## BEGIN Information provided

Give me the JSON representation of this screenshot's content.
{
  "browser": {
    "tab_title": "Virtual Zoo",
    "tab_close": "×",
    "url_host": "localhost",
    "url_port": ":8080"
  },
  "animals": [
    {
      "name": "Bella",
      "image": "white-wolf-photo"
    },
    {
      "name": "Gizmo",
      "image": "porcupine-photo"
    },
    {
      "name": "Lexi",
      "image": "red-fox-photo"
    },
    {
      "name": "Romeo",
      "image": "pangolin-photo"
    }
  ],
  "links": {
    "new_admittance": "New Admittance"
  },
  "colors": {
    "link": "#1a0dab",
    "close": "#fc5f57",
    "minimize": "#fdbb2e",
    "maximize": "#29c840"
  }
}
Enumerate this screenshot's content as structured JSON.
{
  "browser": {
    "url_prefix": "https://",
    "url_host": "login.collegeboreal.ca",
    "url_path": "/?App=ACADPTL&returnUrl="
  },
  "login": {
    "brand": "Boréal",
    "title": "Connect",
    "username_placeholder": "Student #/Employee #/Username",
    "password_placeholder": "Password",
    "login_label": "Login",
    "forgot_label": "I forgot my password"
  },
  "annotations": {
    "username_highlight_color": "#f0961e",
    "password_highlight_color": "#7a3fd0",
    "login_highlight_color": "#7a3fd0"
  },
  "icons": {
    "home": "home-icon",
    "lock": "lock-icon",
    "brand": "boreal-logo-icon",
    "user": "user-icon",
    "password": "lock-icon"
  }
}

## END Information provided
## BEGIN Information provided

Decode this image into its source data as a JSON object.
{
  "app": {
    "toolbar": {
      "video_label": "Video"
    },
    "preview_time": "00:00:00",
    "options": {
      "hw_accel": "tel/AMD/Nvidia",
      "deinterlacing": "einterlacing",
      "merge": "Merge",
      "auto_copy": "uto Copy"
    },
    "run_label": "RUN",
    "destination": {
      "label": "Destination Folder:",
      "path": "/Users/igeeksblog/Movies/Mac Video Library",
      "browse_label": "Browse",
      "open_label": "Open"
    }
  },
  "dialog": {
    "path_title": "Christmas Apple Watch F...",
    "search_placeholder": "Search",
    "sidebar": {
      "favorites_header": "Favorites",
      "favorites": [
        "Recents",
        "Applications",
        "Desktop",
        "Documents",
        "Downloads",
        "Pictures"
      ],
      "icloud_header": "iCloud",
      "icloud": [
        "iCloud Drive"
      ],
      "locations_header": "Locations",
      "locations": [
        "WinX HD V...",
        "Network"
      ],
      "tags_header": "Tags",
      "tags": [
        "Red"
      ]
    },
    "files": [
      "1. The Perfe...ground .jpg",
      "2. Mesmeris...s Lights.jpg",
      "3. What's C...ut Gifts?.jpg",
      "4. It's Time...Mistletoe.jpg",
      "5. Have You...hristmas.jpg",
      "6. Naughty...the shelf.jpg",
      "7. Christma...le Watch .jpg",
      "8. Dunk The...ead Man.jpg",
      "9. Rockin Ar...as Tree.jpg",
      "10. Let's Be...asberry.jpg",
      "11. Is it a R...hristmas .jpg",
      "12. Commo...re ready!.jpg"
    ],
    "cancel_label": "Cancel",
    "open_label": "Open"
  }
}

## END Information provided

[Task directions]
Select the lines that carry the string "image" and copy them.

[Worked solution]
      "image": "white-wolf-photo"
      "image": "porcupine-photo"
      "image": "red-fox-photo"
      "image": "pangolin-photo"
Decode this image into its source data as a JSON object.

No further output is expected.